## Goal:
Write each record again exactly as it stands.

## Records:
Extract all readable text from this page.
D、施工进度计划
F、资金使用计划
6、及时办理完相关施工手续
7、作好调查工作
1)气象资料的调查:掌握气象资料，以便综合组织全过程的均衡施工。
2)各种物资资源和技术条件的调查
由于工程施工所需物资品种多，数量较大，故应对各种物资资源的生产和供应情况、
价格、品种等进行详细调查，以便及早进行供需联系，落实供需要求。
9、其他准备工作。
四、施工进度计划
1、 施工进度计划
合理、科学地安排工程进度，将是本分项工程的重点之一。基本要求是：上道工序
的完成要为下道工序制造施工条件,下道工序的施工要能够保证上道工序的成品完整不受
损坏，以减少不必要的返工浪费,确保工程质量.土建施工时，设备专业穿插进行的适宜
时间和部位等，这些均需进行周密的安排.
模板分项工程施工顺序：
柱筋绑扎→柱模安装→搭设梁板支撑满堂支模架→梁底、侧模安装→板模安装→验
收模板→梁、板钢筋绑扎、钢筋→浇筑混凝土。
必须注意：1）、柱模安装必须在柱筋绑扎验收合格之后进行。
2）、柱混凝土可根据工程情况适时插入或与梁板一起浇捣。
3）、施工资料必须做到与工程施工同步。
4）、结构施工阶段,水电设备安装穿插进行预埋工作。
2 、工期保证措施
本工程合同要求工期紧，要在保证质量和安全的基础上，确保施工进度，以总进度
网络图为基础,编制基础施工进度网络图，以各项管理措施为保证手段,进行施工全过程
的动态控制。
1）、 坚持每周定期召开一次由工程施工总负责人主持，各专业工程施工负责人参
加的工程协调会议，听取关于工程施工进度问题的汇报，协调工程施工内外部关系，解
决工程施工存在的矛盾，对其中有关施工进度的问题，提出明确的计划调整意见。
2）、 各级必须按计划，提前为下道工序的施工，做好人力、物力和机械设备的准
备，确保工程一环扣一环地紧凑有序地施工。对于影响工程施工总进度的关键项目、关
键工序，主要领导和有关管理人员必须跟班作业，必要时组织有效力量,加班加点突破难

## Result of the exercise:
Extract all readable text from this page.
D、施工进度计划
F、资金使用计划
6、及时办理完相关施工手续
7、作好调查工作
1)气象资料的调查:掌握气象资料，以便综合组织全过程的均衡施工。
2)各种物资资源和技术条件的调查
由于工程施工所需物资品种多，数量较大，故应对各种物资资源的生产和供应情况、
价格、品种等进行详细调查，以便及早进行供需联系，落实供需要求。
9、其他准备工作。
四、施工进度计划
1、 施工进度计划
合理、科学地安排工程进度，将是本分项工程的重点之一。基本要求是：上道工序
的完成要为下道工序制造施工条件,下道工序的施工要能够保证上道工序的成品完整不受
损坏，以减少不必要的返工浪费,确保工程质量.土建施工时，设备专业穿插进行的适宜
时间和部位等，这些均需进行周密的安排.
模板分项工程施工顺序：
柱筋绑扎→柱模安装→搭设梁板支撑满堂支模架→梁底、侧模安装→板模安装→验
收模板→梁、板钢筋绑扎、钢筋→浇筑混凝土。
必须注意：1）、柱模安装必须在柱筋绑扎验收合格之后进行。
2）、柱混凝土可根据工程情况适时插入或与梁板一起浇捣。
3）、施工资料必须做到与工程施工同步。
4）、结构施工阶段,水电设备安装穿插进行预埋工作。
2 、工期保证措施
本工程合同要求工期紧，要在保证质量和安全的基础上，确保施工进度，以总进度
网络图为基础,编制基础施工进度网络图，以各项管理措施为保证手段,进行施工全过程
的动态控制。
1）、 坚持每周定期召开一次由工程施工总负责人主持，各专业工程施工负责人参
加的工程协调会议，听取关于工程施工进度问题的汇报，协调工程施工内外部关系，解
决工程施工存在的矛盾，对其中有关施工进度的问题，提出明确的计划调整意见。
2）、 各级必须按计划，提前为下道工序的施工，做好人力、物力和机械设备的准
备，确保工程一环扣一环地紧凑有序地施工。对于影响工程施工总进度的关键项目、关
键工序，主要领导和有关管理人员必须跟班作业，必要时组织有效力量,加班加点突破难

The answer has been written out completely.